+++ Records shown +++
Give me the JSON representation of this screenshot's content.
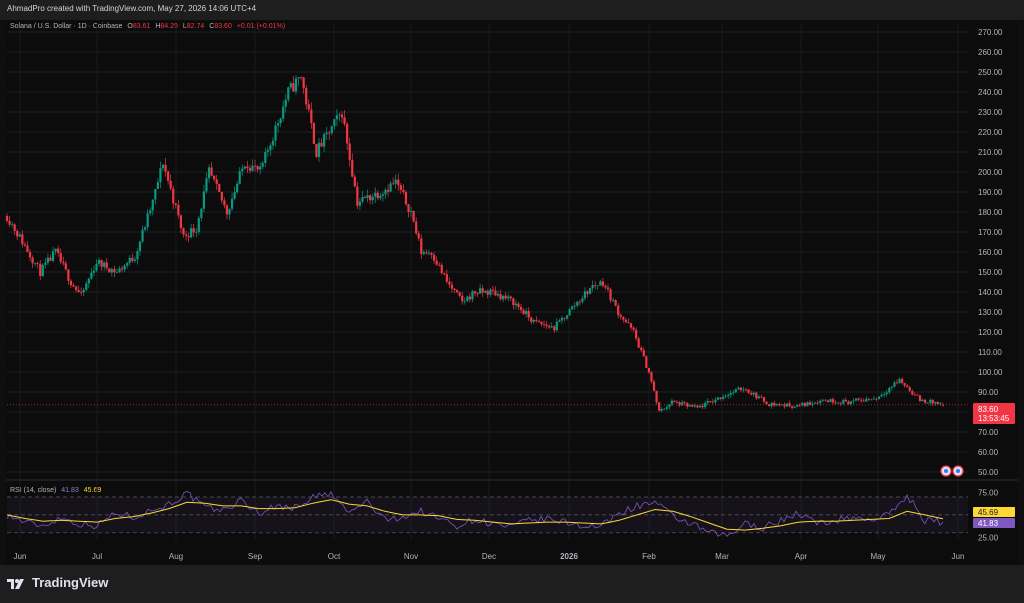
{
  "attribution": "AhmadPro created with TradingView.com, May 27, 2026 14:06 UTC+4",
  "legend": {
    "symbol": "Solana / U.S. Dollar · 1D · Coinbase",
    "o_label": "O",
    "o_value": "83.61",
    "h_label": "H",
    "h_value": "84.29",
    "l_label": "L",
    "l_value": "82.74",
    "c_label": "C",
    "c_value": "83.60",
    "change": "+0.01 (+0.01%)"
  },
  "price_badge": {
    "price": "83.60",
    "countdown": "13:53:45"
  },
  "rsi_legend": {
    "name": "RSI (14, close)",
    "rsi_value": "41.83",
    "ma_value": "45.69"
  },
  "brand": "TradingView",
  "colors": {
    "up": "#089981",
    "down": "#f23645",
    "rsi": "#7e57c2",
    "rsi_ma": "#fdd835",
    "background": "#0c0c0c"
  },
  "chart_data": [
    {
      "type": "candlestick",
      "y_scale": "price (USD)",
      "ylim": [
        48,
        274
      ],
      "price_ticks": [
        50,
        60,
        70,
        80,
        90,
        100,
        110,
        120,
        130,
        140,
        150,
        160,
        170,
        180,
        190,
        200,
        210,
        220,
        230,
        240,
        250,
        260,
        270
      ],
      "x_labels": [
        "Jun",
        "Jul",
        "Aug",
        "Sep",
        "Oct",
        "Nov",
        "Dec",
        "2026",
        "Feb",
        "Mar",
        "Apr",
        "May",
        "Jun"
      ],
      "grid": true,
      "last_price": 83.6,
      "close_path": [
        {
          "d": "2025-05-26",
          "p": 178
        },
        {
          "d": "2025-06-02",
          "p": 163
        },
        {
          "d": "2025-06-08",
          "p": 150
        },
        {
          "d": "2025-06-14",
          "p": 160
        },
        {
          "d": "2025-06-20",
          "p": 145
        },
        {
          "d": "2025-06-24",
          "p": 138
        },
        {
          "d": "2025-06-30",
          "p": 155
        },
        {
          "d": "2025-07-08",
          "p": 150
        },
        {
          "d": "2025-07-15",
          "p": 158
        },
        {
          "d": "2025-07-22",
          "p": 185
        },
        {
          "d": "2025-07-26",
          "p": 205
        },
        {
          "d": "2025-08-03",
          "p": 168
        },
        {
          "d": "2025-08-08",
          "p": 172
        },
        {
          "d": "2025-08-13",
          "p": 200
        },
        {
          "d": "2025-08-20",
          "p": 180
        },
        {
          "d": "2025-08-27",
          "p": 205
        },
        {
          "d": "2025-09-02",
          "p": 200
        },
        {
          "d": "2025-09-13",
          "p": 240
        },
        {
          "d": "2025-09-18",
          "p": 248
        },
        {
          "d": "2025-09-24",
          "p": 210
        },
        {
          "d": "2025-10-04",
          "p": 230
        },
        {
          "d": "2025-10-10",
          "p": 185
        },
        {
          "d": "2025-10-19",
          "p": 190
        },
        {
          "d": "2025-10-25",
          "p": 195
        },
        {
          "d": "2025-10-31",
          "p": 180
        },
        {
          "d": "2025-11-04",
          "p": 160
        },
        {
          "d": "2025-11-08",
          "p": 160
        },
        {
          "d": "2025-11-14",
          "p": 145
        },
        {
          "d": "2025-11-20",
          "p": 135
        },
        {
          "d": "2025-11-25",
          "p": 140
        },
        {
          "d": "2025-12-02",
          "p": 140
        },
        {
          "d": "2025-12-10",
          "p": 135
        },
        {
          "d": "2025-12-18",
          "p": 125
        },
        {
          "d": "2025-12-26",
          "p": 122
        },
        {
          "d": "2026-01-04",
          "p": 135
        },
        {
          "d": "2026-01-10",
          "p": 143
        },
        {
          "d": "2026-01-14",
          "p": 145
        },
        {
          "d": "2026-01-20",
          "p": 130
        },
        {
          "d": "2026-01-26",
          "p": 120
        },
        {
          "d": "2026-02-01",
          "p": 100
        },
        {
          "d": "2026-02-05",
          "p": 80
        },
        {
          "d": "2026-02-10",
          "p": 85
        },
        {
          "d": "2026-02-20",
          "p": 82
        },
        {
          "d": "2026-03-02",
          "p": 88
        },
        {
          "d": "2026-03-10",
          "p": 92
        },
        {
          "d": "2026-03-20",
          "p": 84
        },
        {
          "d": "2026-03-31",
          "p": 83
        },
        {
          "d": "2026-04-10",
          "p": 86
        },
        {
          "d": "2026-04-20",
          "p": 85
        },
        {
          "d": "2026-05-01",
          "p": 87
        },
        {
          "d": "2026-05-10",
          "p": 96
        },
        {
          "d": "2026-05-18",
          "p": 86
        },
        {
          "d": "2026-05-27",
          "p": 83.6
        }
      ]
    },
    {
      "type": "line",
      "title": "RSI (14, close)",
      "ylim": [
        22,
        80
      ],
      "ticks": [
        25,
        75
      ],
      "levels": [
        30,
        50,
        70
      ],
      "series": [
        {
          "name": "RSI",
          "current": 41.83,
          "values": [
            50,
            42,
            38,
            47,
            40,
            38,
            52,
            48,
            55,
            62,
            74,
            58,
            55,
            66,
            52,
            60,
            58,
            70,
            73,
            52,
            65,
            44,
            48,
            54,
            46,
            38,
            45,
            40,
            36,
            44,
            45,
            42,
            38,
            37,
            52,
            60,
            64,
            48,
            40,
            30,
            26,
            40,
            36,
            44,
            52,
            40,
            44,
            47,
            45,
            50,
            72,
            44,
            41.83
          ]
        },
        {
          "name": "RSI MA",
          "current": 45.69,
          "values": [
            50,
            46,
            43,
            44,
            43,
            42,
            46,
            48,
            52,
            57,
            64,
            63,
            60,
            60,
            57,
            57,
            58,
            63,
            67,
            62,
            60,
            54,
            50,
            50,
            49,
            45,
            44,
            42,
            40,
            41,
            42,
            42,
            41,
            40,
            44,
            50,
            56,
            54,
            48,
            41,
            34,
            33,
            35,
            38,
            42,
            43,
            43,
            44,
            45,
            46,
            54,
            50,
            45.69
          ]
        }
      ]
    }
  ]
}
+++
**Objective**
Without the pictures, restate all the entries above exactly.

**Answer to this exercise**
Give me the JSON representation of this screenshot's content.
{
  "attribution": "AhmadPro created with TradingView.com, May 27, 2026 14:06 UTC+4",
  "legend": {
    "symbol": "Solana / U.S. Dollar · 1D · Coinbase",
    "o_label": "O",
    "o_value": "83.61",
    "h_label": "H",
    "h_value": "84.29",
    "l_label": "L",
    "l_value": "82.74",
    "c_label": "C",
    "c_value": "83.60",
    "change": "+0.01 (+0.01%)"
  },
  "price_badge": {
    "price": "83.60",
    "countdown": "13:53:45"
  },
  "rsi_legend": {
    "name": "RSI (14, close)",
    "rsi_value": "41.83",
    "ma_value": "45.69"
  },
  "brand": "TradingView",
  "colors": {
    "up": "#089981",
    "down": "#f23645",
    "rsi": "#7e57c2",
    "rsi_ma": "#fdd835",
    "background": "#0c0c0c"
  },
  "chart_data": [
    {
      "type": "candlestick",
      "y_scale": "price (USD)",
      "ylim": [
        48,
        274
      ],
      "price_ticks": [
        50,
        60,
        70,
        80,
        90,
        100,
        110,
        120,
        130,
        140,
        150,
        160,
        170,
        180,
        190,
        200,
        210,
        220,
        230,
        240,
        250,
        260,
        270
      ],
      "x_labels": [
        "Jun",
        "Jul",
        "Aug",
        "Sep",
        "Oct",
        "Nov",
        "Dec",
        "2026",
        "Feb",
        "Mar",
        "Apr",
        "May",
        "Jun"
      ],
      "grid": true,
      "last_price": 83.6,
      "close_path": [
        {
          "d": "2025-05-26",
          "p": 178
        },
        {
          "d": "2025-06-02",
          "p": 163
        },
        {
          "d": "2025-06-08",
          "p": 150
        },
        {
          "d": "2025-06-14",
          "p": 160
        },
        {
          "d": "2025-06-20",
          "p": 145
        },
        {
          "d": "2025-06-24",
          "p": 138
        },
        {
          "d": "2025-06-30",
          "p": 155
        },
        {
          "d": "2025-07-08",
          "p": 150
        },
        {
          "d": "2025-07-15",
          "p": 158
        },
        {
          "d": "2025-07-22",
          "p": 185
        },
        {
          "d": "2025-07-26",
          "p": 205
        },
        {
          "d": "2025-08-03",
          "p": 168
        },
        {
          "d": "2025-08-08",
          "p": 172
        },
        {
          "d": "2025-08-13",
          "p": 200
        },
        {
          "d": "2025-08-20",
          "p": 180
        },
        {
          "d": "2025-08-27",
          "p": 205
        },
        {
          "d": "2025-09-02",
          "p": 200
        },
        {
          "d": "2025-09-13",
          "p": 240
        },
        {
          "d": "2025-09-18",
          "p": 248
        },
        {
          "d": "2025-09-24",
          "p": 210
        },
        {
          "d": "2025-10-04",
          "p": 230
        },
        {
          "d": "2025-10-10",
          "p": 185
        },
        {
          "d": "2025-10-19",
          "p": 190
        },
        {
          "d": "2025-10-25",
          "p": 195
        },
        {
          "d": "2025-10-31",
          "p": 180
        },
        {
          "d": "2025-11-04",
          "p": 160
        },
        {
          "d": "2025-11-08",
          "p": 160
        },
        {
          "d": "2025-11-14",
          "p": 145
        },
        {
          "d": "2025-11-20",
          "p": 135
        },
        {
          "d": "2025-11-25",
          "p": 140
        },
        {
          "d": "2025-12-02",
          "p": 140
        },
        {
          "d": "2025-12-10",
          "p": 135
        },
        {
          "d": "2025-12-18",
          "p": 125
        },
        {
          "d": "2025-12-26",
          "p": 122
        },
        {
          "d": "2026-01-04",
          "p": 135
        },
        {
          "d": "2026-01-10",
          "p": 143
        },
        {
          "d": "2026-01-14",
          "p": 145
        },
        {
          "d": "2026-01-20",
          "p": 130
        },
        {
          "d": "2026-01-26",
          "p": 120
        },
        {
          "d": "2026-02-01",
          "p": 100
        },
        {
          "d": "2026-02-05",
          "p": 80
        },
        {
          "d": "2026-02-10",
          "p": 85
        },
        {
          "d": "2026-02-20",
          "p": 82
        },
        {
          "d": "2026-03-02",
          "p": 88
        },
        {
          "d": "2026-03-10",
          "p": 92
        },
        {
          "d": "2026-03-20",
          "p": 84
        },
        {
          "d": "2026-03-31",
          "p": 83
        },
        {
          "d": "2026-04-10",
          "p": 86
        },
        {
          "d": "2026-04-20",
          "p": 85
        },
        {
          "d": "2026-05-01",
          "p": 87
        },
        {
          "d": "2026-05-10",
          "p": 96
        },
        {
          "d": "2026-05-18",
          "p": 86
        },
        {
          "d": "2026-05-27",
          "p": 83.6
        }
      ]
    },
    {
      "type": "line",
      "title": "RSI (14, close)",
      "ylim": [
        22,
        80
      ],
      "ticks": [
        25,
        75
      ],
      "levels": [
        30,
        50,
        70
      ],
      "series": [
        {
          "name": "RSI",
          "current": 41.83,
          "values": [
            50,
            42,
            38,
            47,
            40,
            38,
            52,
            48,
            55,
            62,
            74,
            58,
            55,
            66,
            52,
            60,
            58,
            70,
            73,
            52,
            65,
            44,
            48,
            54,
            46,
            38,
            45,
            40,
            36,
            44,
            45,
            42,
            38,
            37,
            52,
            60,
            64,
            48,
            40,
            30,
            26,
            40,
            36,
            44,
            52,
            40,
            44,
            47,
            45,
            50,
            72,
            44,
            41.83
          ]
        },
        {
          "name": "RSI MA",
          "current": 45.69,
          "values": [
            50,
            46,
            43,
            44,
            43,
            42,
            46,
            48,
            52,
            57,
            64,
            63,
            60,
            60,
            57,
            57,
            58,
            63,
            67,
            62,
            60,
            54,
            50,
            50,
            49,
            45,
            44,
            42,
            40,
            41,
            42,
            42,
            41,
            40,
            44,
            50,
            56,
            54,
            48,
            41,
            34,
            33,
            35,
            38,
            42,
            43,
            43,
            44,
            45,
            46,
            54,
            50,
            45.69
          ]
        }
      ]
    }
  ]
}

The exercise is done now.